### [Given task]
Give only a count of the lines that include the string "marker".

Raw records
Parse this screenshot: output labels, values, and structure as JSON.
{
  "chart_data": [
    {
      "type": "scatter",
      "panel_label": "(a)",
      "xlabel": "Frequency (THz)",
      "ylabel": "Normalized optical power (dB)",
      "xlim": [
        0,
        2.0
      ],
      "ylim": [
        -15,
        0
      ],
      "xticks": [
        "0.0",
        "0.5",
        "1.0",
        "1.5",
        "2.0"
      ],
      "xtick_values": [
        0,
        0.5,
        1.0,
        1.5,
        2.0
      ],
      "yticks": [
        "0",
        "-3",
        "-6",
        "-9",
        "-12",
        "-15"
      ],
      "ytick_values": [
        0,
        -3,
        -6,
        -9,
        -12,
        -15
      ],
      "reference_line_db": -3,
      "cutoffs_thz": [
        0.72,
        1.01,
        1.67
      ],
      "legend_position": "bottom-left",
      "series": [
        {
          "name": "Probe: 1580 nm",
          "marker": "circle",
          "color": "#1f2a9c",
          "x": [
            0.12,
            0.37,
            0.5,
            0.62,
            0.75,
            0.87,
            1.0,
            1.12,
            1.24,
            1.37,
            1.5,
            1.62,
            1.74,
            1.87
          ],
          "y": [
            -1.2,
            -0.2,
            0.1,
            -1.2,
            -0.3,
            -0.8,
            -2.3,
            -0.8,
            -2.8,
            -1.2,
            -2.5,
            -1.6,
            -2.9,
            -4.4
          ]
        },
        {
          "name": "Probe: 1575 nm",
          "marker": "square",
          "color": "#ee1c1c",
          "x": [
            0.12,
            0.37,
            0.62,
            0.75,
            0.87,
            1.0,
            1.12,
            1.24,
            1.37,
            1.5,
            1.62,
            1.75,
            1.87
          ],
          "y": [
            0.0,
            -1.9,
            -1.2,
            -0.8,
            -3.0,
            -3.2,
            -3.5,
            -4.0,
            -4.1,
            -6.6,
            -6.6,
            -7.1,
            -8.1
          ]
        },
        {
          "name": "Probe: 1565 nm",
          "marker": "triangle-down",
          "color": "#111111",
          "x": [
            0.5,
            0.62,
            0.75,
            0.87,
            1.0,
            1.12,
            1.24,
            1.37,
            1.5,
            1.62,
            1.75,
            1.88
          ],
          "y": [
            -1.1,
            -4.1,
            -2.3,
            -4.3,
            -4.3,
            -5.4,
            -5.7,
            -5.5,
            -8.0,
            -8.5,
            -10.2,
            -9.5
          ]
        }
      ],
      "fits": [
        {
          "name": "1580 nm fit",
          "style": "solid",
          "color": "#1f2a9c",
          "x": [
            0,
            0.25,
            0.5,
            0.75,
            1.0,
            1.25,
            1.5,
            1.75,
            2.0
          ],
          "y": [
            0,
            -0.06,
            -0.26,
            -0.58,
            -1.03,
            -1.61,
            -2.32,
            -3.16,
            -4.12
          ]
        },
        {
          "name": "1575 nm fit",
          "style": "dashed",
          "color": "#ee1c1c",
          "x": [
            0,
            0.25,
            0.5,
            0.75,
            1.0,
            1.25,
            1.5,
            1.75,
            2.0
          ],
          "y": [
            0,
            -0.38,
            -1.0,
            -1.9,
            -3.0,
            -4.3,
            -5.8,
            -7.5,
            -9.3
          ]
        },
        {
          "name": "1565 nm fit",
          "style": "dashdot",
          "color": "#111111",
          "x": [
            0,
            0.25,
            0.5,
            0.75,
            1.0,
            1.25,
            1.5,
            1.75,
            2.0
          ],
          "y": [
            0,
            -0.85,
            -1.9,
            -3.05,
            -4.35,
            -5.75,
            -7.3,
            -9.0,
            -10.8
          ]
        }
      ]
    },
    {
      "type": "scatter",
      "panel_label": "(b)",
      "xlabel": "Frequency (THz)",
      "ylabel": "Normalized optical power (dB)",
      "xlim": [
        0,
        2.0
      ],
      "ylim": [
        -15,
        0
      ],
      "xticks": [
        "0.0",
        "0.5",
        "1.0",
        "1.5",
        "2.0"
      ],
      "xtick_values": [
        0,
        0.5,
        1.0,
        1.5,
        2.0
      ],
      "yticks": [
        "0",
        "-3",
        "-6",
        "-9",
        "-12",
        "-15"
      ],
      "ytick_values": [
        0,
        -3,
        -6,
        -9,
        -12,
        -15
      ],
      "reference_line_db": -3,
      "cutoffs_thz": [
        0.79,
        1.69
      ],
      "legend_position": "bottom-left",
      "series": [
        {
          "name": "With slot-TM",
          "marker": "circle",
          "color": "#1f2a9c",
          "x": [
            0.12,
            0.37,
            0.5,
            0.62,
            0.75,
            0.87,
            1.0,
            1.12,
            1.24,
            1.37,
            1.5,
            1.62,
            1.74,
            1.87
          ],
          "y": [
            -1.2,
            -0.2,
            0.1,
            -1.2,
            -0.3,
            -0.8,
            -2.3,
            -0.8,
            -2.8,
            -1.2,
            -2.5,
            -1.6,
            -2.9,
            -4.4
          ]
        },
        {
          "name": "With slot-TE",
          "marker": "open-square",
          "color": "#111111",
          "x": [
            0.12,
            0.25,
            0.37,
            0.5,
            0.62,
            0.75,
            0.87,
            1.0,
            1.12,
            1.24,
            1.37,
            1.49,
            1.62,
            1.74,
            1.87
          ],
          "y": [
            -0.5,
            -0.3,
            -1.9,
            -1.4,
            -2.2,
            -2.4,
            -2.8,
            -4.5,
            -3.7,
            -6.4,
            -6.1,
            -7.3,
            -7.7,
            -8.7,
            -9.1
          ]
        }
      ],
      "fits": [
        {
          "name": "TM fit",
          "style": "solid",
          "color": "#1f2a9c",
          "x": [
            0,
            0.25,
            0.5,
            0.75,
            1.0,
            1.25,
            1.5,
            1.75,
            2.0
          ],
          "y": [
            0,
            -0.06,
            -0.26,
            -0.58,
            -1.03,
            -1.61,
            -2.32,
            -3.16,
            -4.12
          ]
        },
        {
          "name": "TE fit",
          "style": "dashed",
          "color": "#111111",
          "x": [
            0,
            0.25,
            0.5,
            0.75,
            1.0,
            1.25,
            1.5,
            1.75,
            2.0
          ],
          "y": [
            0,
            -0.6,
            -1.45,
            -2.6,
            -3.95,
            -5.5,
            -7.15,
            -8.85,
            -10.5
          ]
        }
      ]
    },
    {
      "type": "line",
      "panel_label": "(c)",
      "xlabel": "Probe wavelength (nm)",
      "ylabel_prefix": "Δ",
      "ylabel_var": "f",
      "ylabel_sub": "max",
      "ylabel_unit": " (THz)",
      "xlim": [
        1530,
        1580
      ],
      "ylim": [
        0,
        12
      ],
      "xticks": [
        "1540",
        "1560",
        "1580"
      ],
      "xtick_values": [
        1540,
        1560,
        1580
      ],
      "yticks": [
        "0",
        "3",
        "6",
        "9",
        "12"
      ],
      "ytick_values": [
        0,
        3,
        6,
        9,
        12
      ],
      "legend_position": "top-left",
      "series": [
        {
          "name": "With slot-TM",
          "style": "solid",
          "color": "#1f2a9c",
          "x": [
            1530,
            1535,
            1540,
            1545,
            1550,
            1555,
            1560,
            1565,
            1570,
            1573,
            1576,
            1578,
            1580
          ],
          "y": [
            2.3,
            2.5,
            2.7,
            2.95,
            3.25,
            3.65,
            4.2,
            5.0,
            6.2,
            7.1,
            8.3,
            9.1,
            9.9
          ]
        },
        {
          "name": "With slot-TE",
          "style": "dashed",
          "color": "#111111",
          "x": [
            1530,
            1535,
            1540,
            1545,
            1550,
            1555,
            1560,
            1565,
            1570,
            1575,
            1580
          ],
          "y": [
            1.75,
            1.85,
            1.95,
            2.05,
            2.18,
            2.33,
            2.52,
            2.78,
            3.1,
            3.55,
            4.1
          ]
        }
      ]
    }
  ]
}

### [Reply]
5